--- Instructions to follow ---
Please transcribe the data that follows without the pictures, keeping every word the same.

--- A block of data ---
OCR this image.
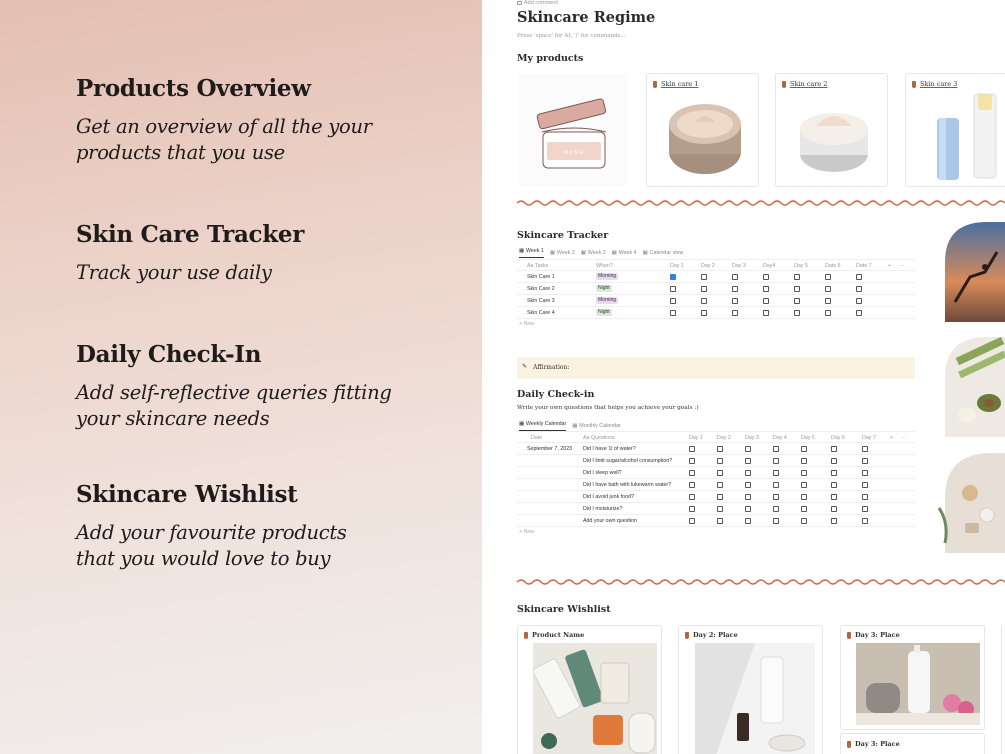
Products Overview

Get an overview of all the your
products that you use

Skin Care Tracker

Track your use daily

Daily Check-In

Add self-reflective queries fitting
your skincare needs

Skincare Wishlist

Add your favourite products
that you would love to buy

Add comment
Skincare Regime
Press 'space' for AI, '/' for commands...
My products
N O M E
Skin care 1	Skin care 2	Skin care 3
Skincare Tracker
▦ Week 1 ▦ Week 2 ▦ Week 3 ▦ Week 4 ▦ Calendar view
Aa Tasks	When?	Day 1	Day 2	Day 3	Day4	Day 5	Date 6	Date 7	+ ···
Skin Care 1	Morning
Skin Care 2	Night
Skin Care 3	Morning
Skin Care 4	Night
+ New
✎ Affirmation:
Daily Check-in
Write your own questions that helps you achieve your goals :)
▦ Weekly Calendar ▦ Monthly Calendar
Date	Aa Questions	Day 1	Day 2	Day 3	Day 4	Day 5	Day 6	Day 7	+ ···
September 7, 2023 Did I have 1l of water?
Did I limit sugar/alcohol consumption?
Did I sleep well?
Did I have bath with lukewarm water?
Did I avoid junk food?
Did I moisturize?
Add your own question
+ New
Skincare Wishlist
Product Name	Day 2: Place	Day 3: Place
Day 3: Place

--- Result of the task ---
OCR this image.
Products Overview

Get an overview of all the your
products that you use

Skin Care Tracker

Track your use daily

Daily Check-In

Add self-reflective queries fitting
your skincare needs

Skincare Wishlist

Add your favourite products
that you would love to buy

Add comment
Skincare Regime
Press 'space' for AI, '/' for commands...
My products
N O M E
Skin care 1	Skin care 2	Skin care 3
Skincare Tracker
▦ Week 1 ▦ Week 2 ▦ Week 3 ▦ Week 4 ▦ Calendar view
Aa Tasks	When?	Day 1	Day 2	Day 3	Day4	Day 5	Date 6	Date 7	+ ···
Skin Care 1	Morning
Skin Care 2	Night
Skin Care 3	Morning
Skin Care 4	Night
+ New
✎ Affirmation:
Daily Check-in
Write your own questions that helps you achieve your goals :)
▦ Weekly Calendar ▦ Monthly Calendar
Date	Aa Questions	Day 1	Day 2	Day 3	Day 4	Day 5	Day 6	Day 7	+ ···
September 7, 2023 Did I have 1l of water?
Did I limit sugar/alcohol consumption?
Did I sleep well?
Did I have bath with lukewarm water?
Did I avoid junk food?
Did I moisturize?
Add your own question
+ New
Skincare Wishlist
Product Name	Day 2: Place	Day 3: Place
Day 3: Place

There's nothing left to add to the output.